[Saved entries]
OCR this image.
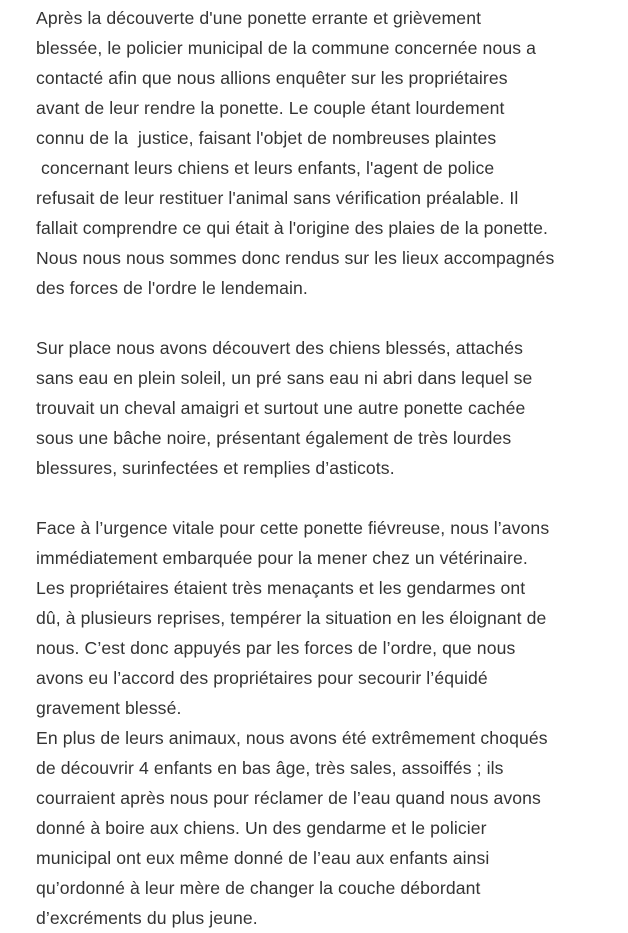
Après la découverte d'une ponette errante et grièvement
blessée, le policier municipal de la commune concernée nous a
contacté afin que nous allions enquêter sur les propriétaires
avant de leur rendre la ponette. Le couple étant lourdement
connu de la  justice, faisant l'objet de nombreuses plaintes
concernant leurs chiens et leurs enfants, l'agent de police
refusait de leur restituer l'animal sans vérification préalable. Il
fallait comprendre ce qui était à l'origine des plaies de la ponette.
Nous nous nous sommes donc rendus sur les lieux accompagnés
des forces de l'ordre le lendemain.
Sur place nous avons découvert des chiens blessés, attachés
sans eau en plein soleil, un pré sans eau ni abri dans lequel se
trouvait un cheval amaigri et surtout une autre ponette cachée
sous une bâche noire, présentant également de très lourdes
blessures, surinfectées et remplies d’asticots.
Face à l’urgence vitale pour cette ponette fiévreuse, nous l’avons
immédiatement embarquée pour la mener chez un vétérinaire.
Les propriétaires étaient très menaçants et les gendarmes ont
dû, à plusieurs reprises, tempérer la situation en les éloignant de
nous. C’est donc appuyés par les forces de l’ordre, que nous
avons eu l’accord des propriétaires pour secourir l’équidé
gravement blessé.
En plus de leurs animaux, nous avons été extrêmement choqués
de découvrir 4 enfants en bas âge, très sales, assoiffés ; ils
courraient après nous pour réclamer de l’eau quand nous avons
donné à boire aux chiens. Un des gendarme et le policier
municipal ont eux même donné de l’eau aux enfants ainsi
qu’ordonné à leur mère de changer la couche débordant
d’excréments du plus jeune.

Given request: For each line above that contains the word "pour", copy that line.

Reply:
Face à l’urgence vitale pour cette ponette fiévreuse, nous l’avons
immédiatement embarquée pour la mener chez un vétérinaire.
avons eu l’accord des propriétaires pour secourir l’équidé
courraient après nous pour réclamer de l’eau quand nous avons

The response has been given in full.